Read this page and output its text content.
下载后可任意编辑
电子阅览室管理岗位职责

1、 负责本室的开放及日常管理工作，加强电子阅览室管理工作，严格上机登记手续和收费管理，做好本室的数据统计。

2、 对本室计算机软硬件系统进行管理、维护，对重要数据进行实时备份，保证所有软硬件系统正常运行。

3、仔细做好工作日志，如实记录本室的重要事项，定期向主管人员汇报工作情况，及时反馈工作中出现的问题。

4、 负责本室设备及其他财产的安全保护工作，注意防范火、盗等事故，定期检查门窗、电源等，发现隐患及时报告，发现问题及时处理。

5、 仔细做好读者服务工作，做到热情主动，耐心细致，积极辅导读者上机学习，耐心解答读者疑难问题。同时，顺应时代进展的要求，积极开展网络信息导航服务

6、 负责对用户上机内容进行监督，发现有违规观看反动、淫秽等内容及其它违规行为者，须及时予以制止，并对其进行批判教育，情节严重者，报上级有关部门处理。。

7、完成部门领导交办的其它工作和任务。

● AIM
All of the data needs to be reproduced exactly, with no line missing.

● TASK RESULT
Read this page and output its text content.
下载后可任意编辑
电子阅览室管理岗位职责

1、 负责本室的开放及日常管理工作，加强电子阅览室管理工作，严格上机登记手续和收费管理，做好本室的数据统计。

2、 对本室计算机软硬件系统进行管理、维护，对重要数据进行实时备份，保证所有软硬件系统正常运行。

3、仔细做好工作日志，如实记录本室的重要事项，定期向主管人员汇报工作情况，及时反馈工作中出现的问题。

4、 负责本室设备及其他财产的安全保护工作，注意防范火、盗等事故，定期检查门窗、电源等，发现隐患及时报告，发现问题及时处理。

5、 仔细做好读者服务工作，做到热情主动，耐心细致，积极辅导读者上机学习，耐心解答读者疑难问题。同时，顺应时代进展的要求，积极开展网络信息导航服务

6、 负责对用户上机内容进行监督，发现有违规观看反动、淫秽等内容及其它违规行为者，须及时予以制止，并对其进行批判教育，情节严重者，报上级有关部门处理。。

7、完成部门领导交办的其它工作和任务。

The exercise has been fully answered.